Data listing:
——————————
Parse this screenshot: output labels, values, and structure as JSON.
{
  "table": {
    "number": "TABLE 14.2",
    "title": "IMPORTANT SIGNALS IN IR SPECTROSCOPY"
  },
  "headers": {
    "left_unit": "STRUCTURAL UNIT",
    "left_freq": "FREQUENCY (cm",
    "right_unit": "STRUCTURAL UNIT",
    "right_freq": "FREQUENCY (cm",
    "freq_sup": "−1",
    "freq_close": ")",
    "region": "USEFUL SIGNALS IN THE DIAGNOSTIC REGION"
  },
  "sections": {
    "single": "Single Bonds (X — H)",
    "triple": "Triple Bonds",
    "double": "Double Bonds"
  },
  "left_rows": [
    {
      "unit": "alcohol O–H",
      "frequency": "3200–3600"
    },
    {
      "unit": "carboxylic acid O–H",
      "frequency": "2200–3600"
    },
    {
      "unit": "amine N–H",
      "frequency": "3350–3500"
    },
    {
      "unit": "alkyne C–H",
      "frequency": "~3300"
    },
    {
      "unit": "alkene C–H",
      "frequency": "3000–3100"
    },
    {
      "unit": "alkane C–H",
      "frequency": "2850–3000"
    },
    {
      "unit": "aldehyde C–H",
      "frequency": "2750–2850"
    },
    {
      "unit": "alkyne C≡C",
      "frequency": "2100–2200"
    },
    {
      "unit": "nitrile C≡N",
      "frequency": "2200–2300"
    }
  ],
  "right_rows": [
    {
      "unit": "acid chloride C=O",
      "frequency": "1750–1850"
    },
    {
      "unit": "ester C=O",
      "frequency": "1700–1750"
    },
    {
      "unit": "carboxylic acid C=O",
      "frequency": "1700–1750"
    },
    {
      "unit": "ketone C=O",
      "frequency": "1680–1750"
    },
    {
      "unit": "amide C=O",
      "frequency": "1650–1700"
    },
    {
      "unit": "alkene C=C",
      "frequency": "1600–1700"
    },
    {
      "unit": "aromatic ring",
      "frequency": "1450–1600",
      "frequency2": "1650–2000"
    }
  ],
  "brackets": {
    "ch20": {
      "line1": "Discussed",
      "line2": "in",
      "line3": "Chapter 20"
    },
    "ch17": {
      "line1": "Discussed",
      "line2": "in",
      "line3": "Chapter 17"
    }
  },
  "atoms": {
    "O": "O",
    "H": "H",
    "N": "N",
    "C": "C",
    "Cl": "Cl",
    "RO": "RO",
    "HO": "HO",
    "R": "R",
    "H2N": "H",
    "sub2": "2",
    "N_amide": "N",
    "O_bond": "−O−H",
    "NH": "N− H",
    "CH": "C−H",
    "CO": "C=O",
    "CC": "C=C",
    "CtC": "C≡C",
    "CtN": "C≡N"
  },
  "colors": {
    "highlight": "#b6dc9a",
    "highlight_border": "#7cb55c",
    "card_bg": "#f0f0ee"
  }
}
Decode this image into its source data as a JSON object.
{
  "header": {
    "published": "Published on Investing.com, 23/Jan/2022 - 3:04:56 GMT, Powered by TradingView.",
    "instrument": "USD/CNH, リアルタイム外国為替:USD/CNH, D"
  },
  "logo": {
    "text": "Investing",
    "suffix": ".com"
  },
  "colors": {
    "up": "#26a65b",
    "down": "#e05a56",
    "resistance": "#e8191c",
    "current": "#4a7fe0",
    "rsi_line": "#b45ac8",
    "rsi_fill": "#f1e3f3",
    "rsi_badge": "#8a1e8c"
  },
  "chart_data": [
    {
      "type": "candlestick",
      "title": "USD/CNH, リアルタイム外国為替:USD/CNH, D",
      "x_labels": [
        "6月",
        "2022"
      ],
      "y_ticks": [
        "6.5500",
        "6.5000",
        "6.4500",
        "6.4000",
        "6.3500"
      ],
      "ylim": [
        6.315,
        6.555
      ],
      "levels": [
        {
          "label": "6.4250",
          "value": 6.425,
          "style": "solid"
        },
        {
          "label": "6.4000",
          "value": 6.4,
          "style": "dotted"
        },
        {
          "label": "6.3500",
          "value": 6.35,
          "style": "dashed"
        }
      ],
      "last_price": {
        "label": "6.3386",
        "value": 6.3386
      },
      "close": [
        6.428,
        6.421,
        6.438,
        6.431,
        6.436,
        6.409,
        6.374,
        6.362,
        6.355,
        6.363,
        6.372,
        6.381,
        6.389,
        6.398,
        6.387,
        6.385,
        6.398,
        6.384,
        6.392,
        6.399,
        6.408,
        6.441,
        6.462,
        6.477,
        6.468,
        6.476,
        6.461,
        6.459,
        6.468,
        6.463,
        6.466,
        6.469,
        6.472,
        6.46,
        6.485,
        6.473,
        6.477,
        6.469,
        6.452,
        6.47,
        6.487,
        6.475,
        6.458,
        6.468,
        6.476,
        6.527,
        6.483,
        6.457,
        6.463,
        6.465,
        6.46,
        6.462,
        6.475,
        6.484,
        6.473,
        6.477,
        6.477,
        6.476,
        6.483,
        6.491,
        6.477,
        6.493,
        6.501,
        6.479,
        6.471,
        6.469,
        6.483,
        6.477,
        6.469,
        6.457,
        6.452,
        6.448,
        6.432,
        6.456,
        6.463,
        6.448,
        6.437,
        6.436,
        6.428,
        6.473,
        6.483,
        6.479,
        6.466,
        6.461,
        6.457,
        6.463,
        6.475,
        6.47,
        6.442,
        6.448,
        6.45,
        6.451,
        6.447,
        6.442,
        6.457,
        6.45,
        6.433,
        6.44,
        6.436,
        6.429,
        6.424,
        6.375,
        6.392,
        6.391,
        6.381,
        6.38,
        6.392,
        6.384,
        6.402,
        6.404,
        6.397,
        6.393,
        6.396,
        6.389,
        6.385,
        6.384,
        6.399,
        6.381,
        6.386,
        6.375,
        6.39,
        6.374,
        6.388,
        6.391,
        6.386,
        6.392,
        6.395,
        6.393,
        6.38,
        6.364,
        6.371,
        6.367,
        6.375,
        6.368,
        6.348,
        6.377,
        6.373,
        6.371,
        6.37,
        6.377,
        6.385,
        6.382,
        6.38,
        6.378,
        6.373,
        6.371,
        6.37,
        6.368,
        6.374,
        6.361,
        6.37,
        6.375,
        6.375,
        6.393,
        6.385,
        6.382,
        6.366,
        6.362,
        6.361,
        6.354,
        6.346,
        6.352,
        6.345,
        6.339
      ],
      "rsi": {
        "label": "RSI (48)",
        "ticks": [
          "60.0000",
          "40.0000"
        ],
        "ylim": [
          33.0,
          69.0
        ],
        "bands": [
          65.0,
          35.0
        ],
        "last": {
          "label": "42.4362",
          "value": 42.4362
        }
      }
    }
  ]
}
——————————
PROBLEM DETAILS —
Extract each entry in full, exactly as given.

OUTPUT BELOW —
Parse this screenshot: output labels, values, and structure as JSON.
{
  "table": {
    "number": "TABLE 14.2",
    "title": "IMPORTANT SIGNALS IN IR SPECTROSCOPY"
  },
  "headers": {
    "left_unit": "STRUCTURAL UNIT",
    "left_freq": "FREQUENCY (cm",
    "right_unit": "STRUCTURAL UNIT",
    "right_freq": "FREQUENCY (cm",
    "freq_sup": "−1",
    "freq_close": ")",
    "region": "USEFUL SIGNALS IN THE DIAGNOSTIC REGION"
  },
  "sections": {
    "single": "Single Bonds (X — H)",
    "triple": "Triple Bonds",
    "double": "Double Bonds"
  },
  "left_rows": [
    {
      "unit": "alcohol O–H",
      "frequency": "3200–3600"
    },
    {
      "unit": "carboxylic acid O–H",
      "frequency": "2200–3600"
    },
    {
      "unit": "amine N–H",
      "frequency": "3350–3500"
    },
    {
      "unit": "alkyne C–H",
      "frequency": "~3300"
    },
    {
      "unit": "alkene C–H",
      "frequency": "3000–3100"
    },
    {
      "unit": "alkane C–H",
      "frequency": "2850–3000"
    },
    {
      "unit": "aldehyde C–H",
      "frequency": "2750–2850"
    },
    {
      "unit": "alkyne C≡C",
      "frequency": "2100–2200"
    },
    {
      "unit": "nitrile C≡N",
      "frequency": "2200–2300"
    }
  ],
  "right_rows": [
    {
      "unit": "acid chloride C=O",
      "frequency": "1750–1850"
    },
    {
      "unit": "ester C=O",
      "frequency": "1700–1750"
    },
    {
      "unit": "carboxylic acid C=O",
      "frequency": "1700–1750"
    },
    {
      "unit": "ketone C=O",
      "frequency": "1680–1750"
    },
    {
      "unit": "amide C=O",
      "frequency": "1650–1700"
    },
    {
      "unit": "alkene C=C",
      "frequency": "1600–1700"
    },
    {
      "unit": "aromatic ring",
      "frequency": "1450–1600",
      "frequency2": "1650–2000"
    }
  ],
  "brackets": {
    "ch20": {
      "line1": "Discussed",
      "line2": "in",
      "line3": "Chapter 20"
    },
    "ch17": {
      "line1": "Discussed",
      "line2": "in",
      "line3": "Chapter 17"
    }
  },
  "atoms": {
    "O": "O",
    "H": "H",
    "N": "N",
    "C": "C",
    "Cl": "Cl",
    "RO": "RO",
    "HO": "HO",
    "R": "R",
    "H2N": "H",
    "sub2": "2",
    "N_amide": "N",
    "O_bond": "−O−H",
    "NH": "N− H",
    "CH": "C−H",
    "CO": "C=O",
    "CC": "C=C",
    "CtC": "C≡C",
    "CtN": "C≡N"
  },
  "colors": {
    "highlight": "#b6dc9a",
    "highlight_border": "#7cb55c",
    "card_bg": "#f0f0ee"
  }
}
Decode this image into its source data as a JSON object.
{
  "header": {
    "published": "Published on Investing.com, 23/Jan/2022 - 3:04:56 GMT, Powered by TradingView.",
    "instrument": "USD/CNH, リアルタイム外国為替:USD/CNH, D"
  },
  "logo": {
    "text": "Investing",
    "suffix": ".com"
  },
  "colors": {
    "up": "#26a65b",
    "down": "#e05a56",
    "resistance": "#e8191c",
    "current": "#4a7fe0",
    "rsi_line": "#b45ac8",
    "rsi_fill": "#f1e3f3",
    "rsi_badge": "#8a1e8c"
  },
  "chart_data": [
    {
      "type": "candlestick",
      "title": "USD/CNH, リアルタイム外国為替:USD/CNH, D",
      "x_labels": [
        "6月",
        "2022"
      ],
      "y_ticks": [
        "6.5500",
        "6.5000",
        "6.4500",
        "6.4000",
        "6.3500"
      ],
      "ylim": [
        6.315,
        6.555
      ],
      "levels": [
        {
          "label": "6.4250",
          "value": 6.425,
          "style": "solid"
        },
        {
          "label": "6.4000",
          "value": 6.4,
          "style": "dotted"
        },
        {
          "label": "6.3500",
          "value": 6.35,
          "style": "dashed"
        }
      ],
      "last_price": {
        "label": "6.3386",
        "value": 6.3386
      },
      "close": [
        6.428,
        6.421,
        6.438,
        6.431,
        6.436,
        6.409,
        6.374,
        6.362,
        6.355,
        6.363,
        6.372,
        6.381,
        6.389,
        6.398,
        6.387,
        6.385,
        6.398,
        6.384,
        6.392,
        6.399,
        6.408,
        6.441,
        6.462,
        6.477,
        6.468,
        6.476,
        6.461,
        6.459,
        6.468,
        6.463,
        6.466,
        6.469,
        6.472,
        6.46,
        6.485,
        6.473,
        6.477,
        6.469,
        6.452,
        6.47,
        6.487,
        6.475,
        6.458,
        6.468,
        6.476,
        6.527,
        6.483,
        6.457,
        6.463,
        6.465,
        6.46,
        6.462,
        6.475,
        6.484,
        6.473,
        6.477,
        6.477,
        6.476,
        6.483,
        6.491,
        6.477,
        6.493,
        6.501,
        6.479,
        6.471,
        6.469,
        6.483,
        6.477,
        6.469,
        6.457,
        6.452,
        6.448,
        6.432,
        6.456,
        6.463,
        6.448,
        6.437,
        6.436,
        6.428,
        6.473,
        6.483,
        6.479,
        6.466,
        6.461,
        6.457,
        6.463,
        6.475,
        6.47,
        6.442,
        6.448,
        6.45,
        6.451,
        6.447,
        6.442,
        6.457,
        6.45,
        6.433,
        6.44,
        6.436,
        6.429,
        6.424,
        6.375,
        6.392,
        6.391,
        6.381,
        6.38,
        6.392,
        6.384,
        6.402,
        6.404,
        6.397,
        6.393,
        6.396,
        6.389,
        6.385,
        6.384,
        6.399,
        6.381,
        6.386,
        6.375,
        6.39,
        6.374,
        6.388,
        6.391,
        6.386,
        6.392,
        6.395,
        6.393,
        6.38,
        6.364,
        6.371,
        6.367,
        6.375,
        6.368,
        6.348,
        6.377,
        6.373,
        6.371,
        6.37,
        6.377,
        6.385,
        6.382,
        6.38,
        6.378,
        6.373,
        6.371,
        6.37,
        6.368,
        6.374,
        6.361,
        6.37,
        6.375,
        6.375,
        6.393,
        6.385,
        6.382,
        6.366,
        6.362,
        6.361,
        6.354,
        6.346,
        6.352,
        6.345,
        6.339
      ],
      "rsi": {
        "label": "RSI (48)",
        "ticks": [
          "60.0000",
          "40.0000"
        ],
        "ylim": [
          33.0,
          69.0
        ],
        "bands": [
          65.0,
          35.0
        ],
        "last": {
          "label": "42.4362",
          "value": 42.4362
        }
      }
    }
  ]
}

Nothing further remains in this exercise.